### Short exercise
Gather every line in the records below that contains the word "Single".

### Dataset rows
○ ○ ○ ○ ○ ○ ○
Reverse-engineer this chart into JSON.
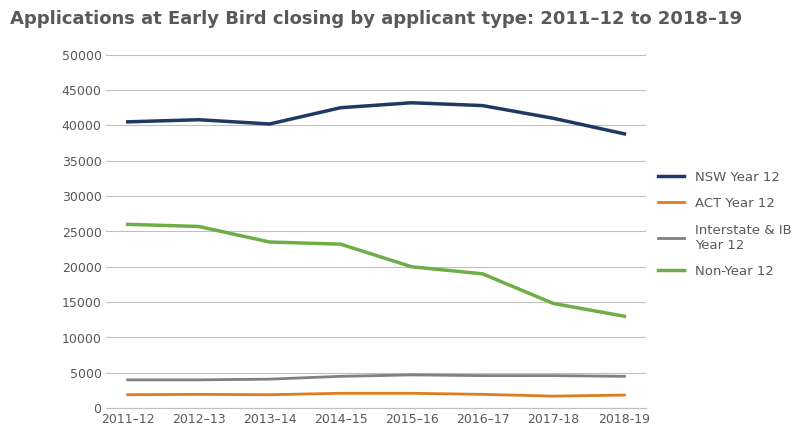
{
  "title": "Applications at Early Bird closing by applicant type: 2011–12 to 2018–19",
  "x_labels": [
    "2011–12",
    "2012–13",
    "2013–14",
    "2014–15",
    "2015–16",
    "2016–17",
    "2017-18",
    "2018-19"
  ],
  "series": [
    {
      "label": "NSW Year 12",
      "color": "#1f3864",
      "linewidth": 2.5,
      "values": [
        40500,
        40800,
        40200,
        42500,
        43200,
        42800,
        41000,
        38800
      ]
    },
    {
      "label": "ACT Year 12",
      "color": "#e07b20",
      "linewidth": 2.0,
      "values": [
        1900,
        1950,
        1900,
        2100,
        2100,
        1950,
        1700,
        1850
      ]
    },
    {
      "label": "Interstate & IB\nYear 12",
      "color": "#808080",
      "linewidth": 2.0,
      "values": [
        4000,
        4000,
        4100,
        4500,
        4700,
        4600,
        4600,
        4500
      ]
    },
    {
      "label": "Non-Year 12",
      "color": "#70ad47",
      "linewidth": 2.5,
      "values": [
        26000,
        25700,
        23500,
        23200,
        20000,
        19000,
        14800,
        13000
      ]
    }
  ],
  "ylim": [
    0,
    52000
  ],
  "yticks": [
    0,
    5000,
    10000,
    15000,
    20000,
    25000,
    30000,
    35000,
    40000,
    45000,
    50000
  ],
  "title_color": "#595959",
  "title_fontsize": 13,
  "tick_color": "#595959",
  "tick_fontsize": 9,
  "grid_color": "#bfbfbf",
  "background_color": "#ffffff",
  "legend_fontsize": 9.5
}
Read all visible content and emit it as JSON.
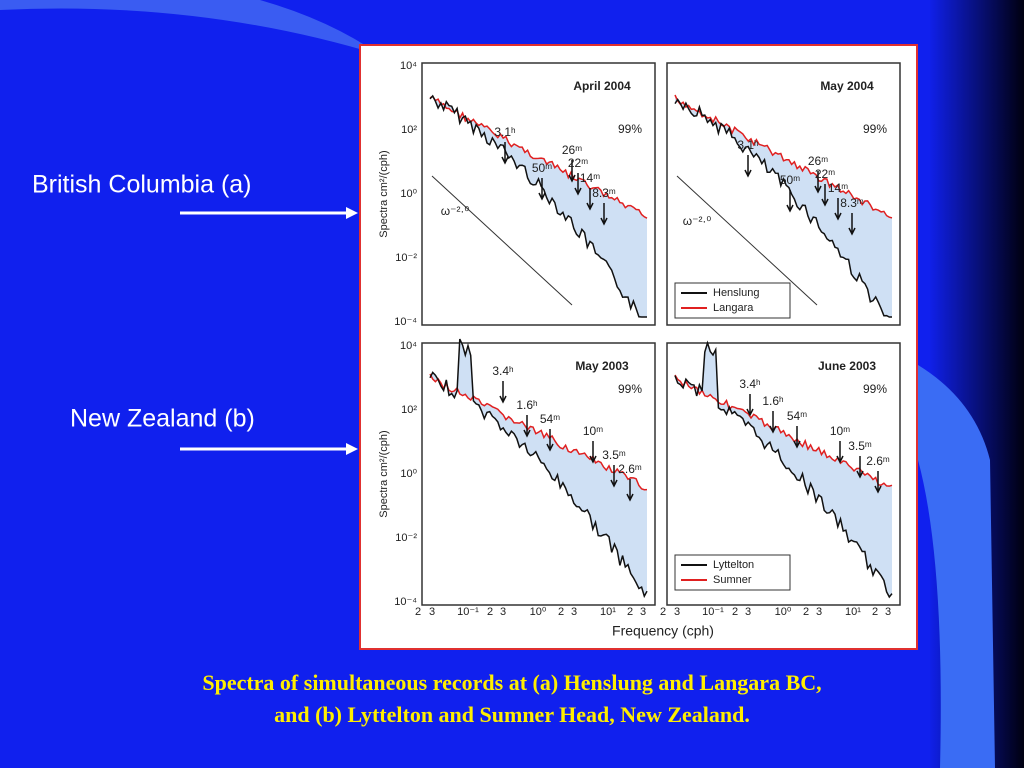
{
  "slide": {
    "labels": [
      "British Columbia  (a)",
      "New Zealand  (b)"
    ],
    "caption": [
      "Spectra of simultaneous records at (a) Henslung and Langara BC,",
      "and (b) Lyttelton and Sumner Head, New Zealand."
    ]
  },
  "figure": {
    "y_axis_label": "Spectra cm²/(cph)",
    "x_axis_label": "Frequency  (cph)",
    "y_tick_labels": [
      "10⁴",
      "10²",
      "10⁰",
      "10⁻²",
      "10⁻⁴"
    ],
    "x_tick_labels": [
      "2",
      "3",
      "10⁻¹",
      "2",
      "3",
      "10⁰",
      "2",
      "3",
      "10¹",
      "2",
      "3"
    ],
    "panels": [
      {
        "title": "April 2004",
        "confidence": "99%",
        "annotations": [
          "3.1ʰ",
          "50ᵐ",
          "26ᵐ",
          "22ᵐ",
          "14ᵐ",
          "8.3ᵐ",
          "ω⁻²·⁰"
        ]
      },
      {
        "title": "May 2004",
        "confidence": "99%",
        "annotations": [
          "3.1ʰ",
          "50ᵐ",
          "26ᵐ",
          "22ᵐ",
          "14ᵐ",
          "8.3ᵐ",
          "ω⁻²·⁰"
        ],
        "legend": [
          "Henslung",
          "Langara"
        ]
      },
      {
        "title": "May 2003",
        "confidence": "99%",
        "annotations": [
          "3.4ʰ",
          "1.6ʰ",
          "54ᵐ",
          "10ᵐ",
          "3.5ᵐ",
          "2.6ᵐ"
        ]
      },
      {
        "title": "June 2003",
        "confidence": "99%",
        "annotations": [
          "3.4ʰ",
          "1.6ʰ",
          "54ᵐ",
          "10ᵐ",
          "3.5ᵐ",
          "2.6ᵐ"
        ],
        "legend": [
          "Lyttelton",
          "Sumner"
        ]
      }
    ]
  }
}
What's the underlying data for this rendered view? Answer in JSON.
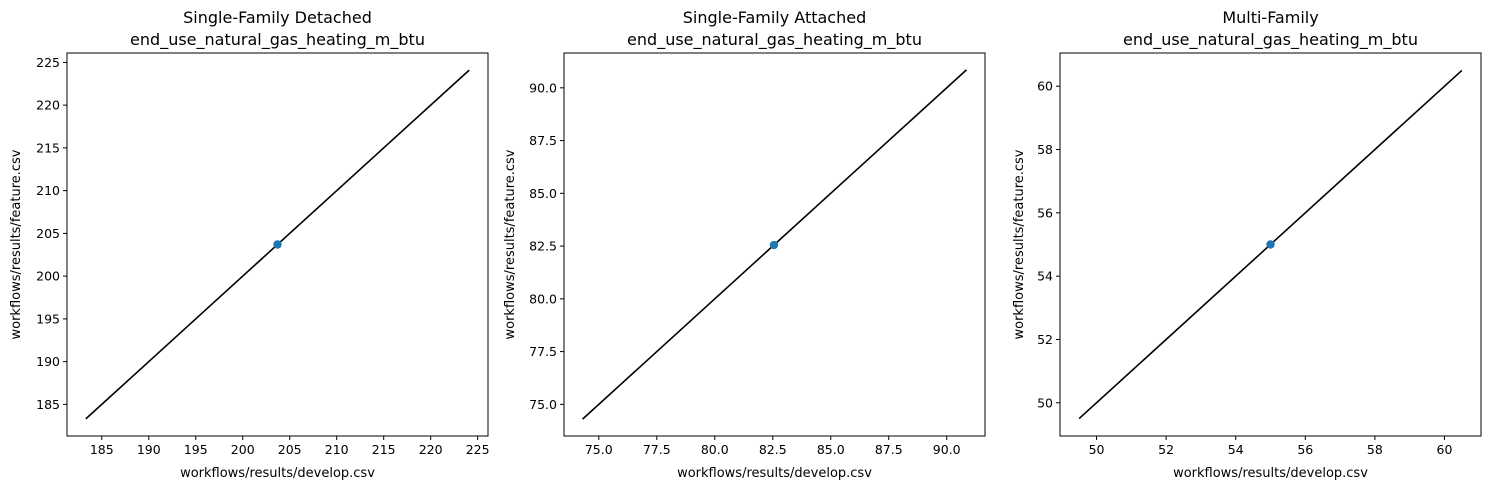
{
  "chart_data": [
    {
      "type": "scatter",
      "title": "Single-Family Detached",
      "subtitle": "end_use_natural_gas_heating_m_btu",
      "xlabel": "workflows/results/develop.csv",
      "ylabel": "workflows/results/feature.csv",
      "xlim": [
        181.3,
        226.1
      ],
      "ylim": [
        181.3,
        226.1
      ],
      "xticks": [
        185,
        190,
        195,
        200,
        205,
        210,
        215,
        220,
        225
      ],
      "yticks": [
        185,
        190,
        195,
        200,
        205,
        210,
        215,
        220,
        225
      ],
      "xtick_labels": [
        "185",
        "190",
        "195",
        "200",
        "205",
        "210",
        "215",
        "220",
        "225"
      ],
      "ytick_labels": [
        "185",
        "190",
        "195",
        "200",
        "205",
        "210",
        "215",
        "220",
        "225"
      ],
      "points": [
        {
          "x": 203.7,
          "y": 203.7
        }
      ],
      "reference_line": {
        "from": 183.3,
        "to": 224.1
      },
      "grid": false,
      "point_color": "#1f77b4",
      "line_color": "#000000"
    },
    {
      "type": "scatter",
      "title": "Single-Family Attached",
      "subtitle": "end_use_natural_gas_heating_m_btu",
      "xlabel": "workflows/results/develop.csv",
      "ylabel": "workflows/results/feature.csv",
      "xlim": [
        73.5,
        91.65
      ],
      "ylim": [
        73.5,
        91.65
      ],
      "xticks": [
        75.0,
        77.5,
        80.0,
        82.5,
        85.0,
        87.5,
        90.0
      ],
      "yticks": [
        75.0,
        77.5,
        80.0,
        82.5,
        85.0,
        87.5,
        90.0
      ],
      "xtick_labels": [
        "75.0",
        "77.5",
        "80.0",
        "82.5",
        "85.0",
        "87.5",
        "90.0"
      ],
      "ytick_labels": [
        "75.0",
        "77.5",
        "80.0",
        "82.5",
        "85.0",
        "87.5",
        "90.0"
      ],
      "points": [
        {
          "x": 82.55,
          "y": 82.55
        }
      ],
      "reference_line": {
        "from": 74.3,
        "to": 90.85
      },
      "grid": false,
      "point_color": "#1f77b4",
      "line_color": "#000000"
    },
    {
      "type": "scatter",
      "title": "Multi-Family",
      "subtitle": "end_use_natural_gas_heating_m_btu",
      "xlabel": "workflows/results/develop.csv",
      "ylabel": "workflows/results/feature.csv",
      "xlim": [
        48.95,
        61.05
      ],
      "ylim": [
        48.95,
        61.05
      ],
      "xticks": [
        50,
        52,
        54,
        56,
        58,
        60
      ],
      "yticks": [
        50,
        52,
        54,
        56,
        58,
        60
      ],
      "xtick_labels": [
        "50",
        "52",
        "54",
        "56",
        "58",
        "60"
      ],
      "ytick_labels": [
        "50",
        "52",
        "54",
        "56",
        "58",
        "60"
      ],
      "points": [
        {
          "x": 55.0,
          "y": 55.0
        }
      ],
      "reference_line": {
        "from": 49.5,
        "to": 60.5
      },
      "grid": false,
      "point_color": "#1f77b4",
      "line_color": "#000000"
    }
  ]
}
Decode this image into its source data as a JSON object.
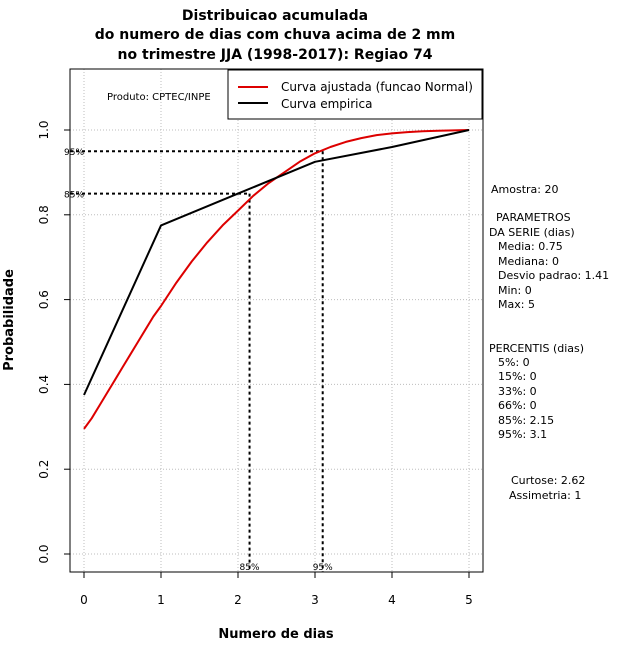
{
  "chart_data": {
    "type": "line",
    "title": [
      "Distribuicao acumulada",
      "do numero de dias com chuva acima de 2 mm",
      "no trimestre JJA (1998-2017): Regiao 74"
    ],
    "xlabel": "Numero de dias",
    "ylabel": "Probabilidade",
    "xlim": [
      -0.2,
      5.2
    ],
    "ylim": [
      -0.04,
      1.15
    ],
    "x_ticks": [
      0,
      1,
      2,
      3,
      4,
      5
    ],
    "x_tick_labels": [
      "0",
      "1",
      "2",
      "3",
      "4",
      "5"
    ],
    "y_ticks": [
      0.0,
      0.2,
      0.4,
      0.6,
      0.8,
      1.0
    ],
    "y_tick_labels": [
      "0.0",
      "0.2",
      "0.4",
      "0.6",
      "0.8",
      "1.0"
    ],
    "grid": true,
    "legend": "top-right",
    "series": [
      {
        "name": "Curva ajustada (funcao Normal)",
        "color": "#dd0000",
        "x": [
          0,
          0.1,
          0.2,
          0.3,
          0.4,
          0.5,
          0.6,
          0.7,
          0.8,
          0.9,
          1.0,
          1.2,
          1.4,
          1.6,
          1.8,
          2.0,
          2.2,
          2.4,
          2.6,
          2.8,
          3.0,
          3.2,
          3.4,
          3.6,
          3.8,
          4.0,
          4.2,
          4.4,
          4.6,
          4.8,
          5.0
        ],
        "y": [
          0.295,
          0.32,
          0.35,
          0.38,
          0.41,
          0.44,
          0.47,
          0.5,
          0.53,
          0.56,
          0.585,
          0.64,
          0.69,
          0.735,
          0.775,
          0.81,
          0.845,
          0.875,
          0.9,
          0.925,
          0.945,
          0.96,
          0.972,
          0.981,
          0.988,
          0.992,
          0.995,
          0.997,
          0.998,
          0.999,
          1.0
        ]
      },
      {
        "name": "Curva empirica",
        "color": "#000000",
        "x": [
          0,
          1,
          2,
          3,
          4,
          5
        ],
        "y": [
          0.375,
          0.775,
          0.85,
          0.925,
          0.96,
          1.0
        ]
      }
    ],
    "percentile_markers": [
      {
        "label": "95%",
        "prob": 0.95,
        "x": 3.1
      },
      {
        "label": "85%",
        "prob": 0.85,
        "x": 2.15
      }
    ],
    "annotations": {
      "produto": "Produto: CPTEC/INPE"
    }
  },
  "side_panel": {
    "amostra": "Amostra: 20",
    "params_title_1": "PARAMETROS",
    "params_title_2": "DA SERIE (dias)",
    "media": "Media: 0.75",
    "mediana": "Mediana: 0",
    "desvio": "Desvio padrao: 1.41",
    "min": "Min: 0",
    "max": "Max: 5",
    "perc_title": "PERCENTIS (dias)",
    "p5": "5%: 0",
    "p15": "15%: 0",
    "p33": "33%: 0",
    "p66": "66%: 0",
    "p85": "85%: 2.15",
    "p95": "95%: 3.1",
    "curtose": "Curtose: 2.62",
    "assimetria": "Assimetria: 1"
  }
}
○ ○ ○ ○ ○ ○ ○
### Response to this exercise
      "title": "Single-Family Detached",
      "title": "Single-Family Attached",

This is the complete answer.